- **TASK DESCRIPTION**: Check each line of the entries below for the string "阻性测试"; copy every line where it appears.

::: RECORDS PROVIDED :::

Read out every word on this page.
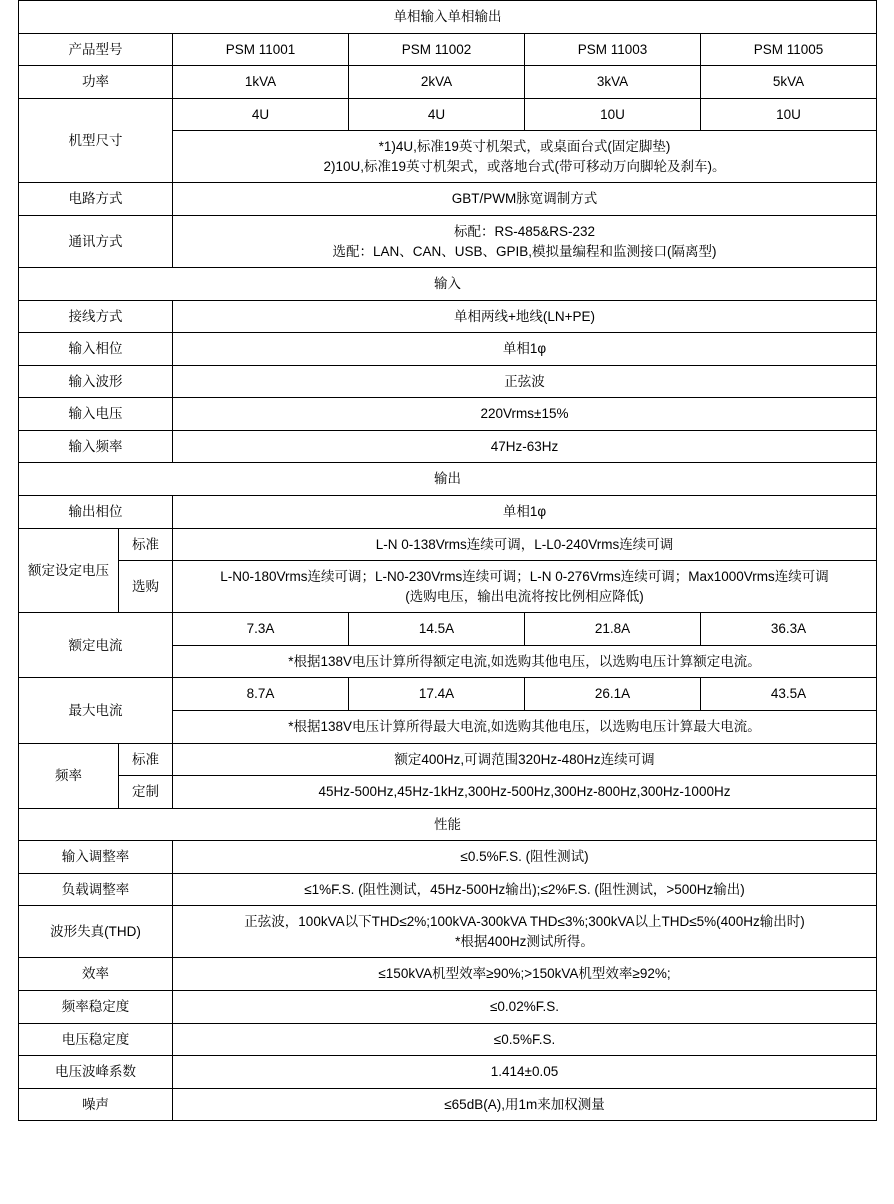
单相输入单相输出					
产品型号		PSM 11001	PSM 11002	PSM 11003	PSM 11005
功率		1kVA	2kVA	3kVA	5kVA
机型尺寸		4U	4U	10U	10U

		*1)4U,标准19英寸机架式，或桌面台式(固定脚垫)
2)10U,标准19英寸机架式，或落地台式(带可移动万向脚轮及刹车)。			

电路方式		GBT/PWM脉宽调制方式			
通讯方式		标配：RS-485&RS-232
选配：LAN、CAN、USB、GPIB,模拟量编程和监测接口(隔离型)			

输入					
接线方式		单相两线+地线(LN+PE)			
输入相位		单相1φ			
输入波形		正弦波			
输入电压		220Vrms±15%			
输入频率		47Hz-63Hz			
输出					
输出相位		单相1φ			
额定设定电压	标准	L-N 0-138Vrms连续可调，L-L0-240Vrms连续可调			
	选购	L-N0-180Vrms连续可调；L-N0-230Vrms连续可调；L-N 0-276Vrms连续可调；Max1000Vrms连续可调
(选购电压，输出电流将按比例相应降低)			

额定电流		7.3A	14.5A	21.8A	36.3A
		*根据138V电压计算所得额定电流,如选购其他电压，以选购电压计算额定电流。			
最大电流		8.7A	17.4A	26.1A	43.5A
		*根据138V电压计算所得最大电流,如选购其他电压，以选购电压计算最大电流。			
频率	标准	额定400Hz,可调范围320Hz-480Hz连续可调			
	定制	45Hz-500Hz,45Hz-1kHz,300Hz-500Hz,300Hz-800Hz,300Hz-1000Hz			
性能					
输入调整率		≤0.5%F.S. (阻性测试)			
负载调整率		≤1%F.S. (阻性测试，45Hz-500Hz输出);≤2%F.S. (阻性测试，>500Hz输出)			
波形失真(THD)		正弦波，100kVA以下THD≤2%;100kVA-300kVA THD≤3%;300kVA以上THD≤5%(400Hz输出时)
*根据400Hz测试所得。			

效率		≤150kVA机型效率≥90%;>150kVA机型效率≥92%;			
频率稳定度		≤0.02%F.S.			
电压稳定度		≤0.5%F.S.			
电压波峰系数		1.414±0.05			
噪声		≤65dB(A),用1m来加权测量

:::

- **FINAL RESULT**:
输入调整率		≤0.5%F.S. (阻性测试)			
负载调整率		≤1%F.S. (阻性测试，45Hz-500Hz输出);≤2%F.S. (阻性测试，>500Hz输出)			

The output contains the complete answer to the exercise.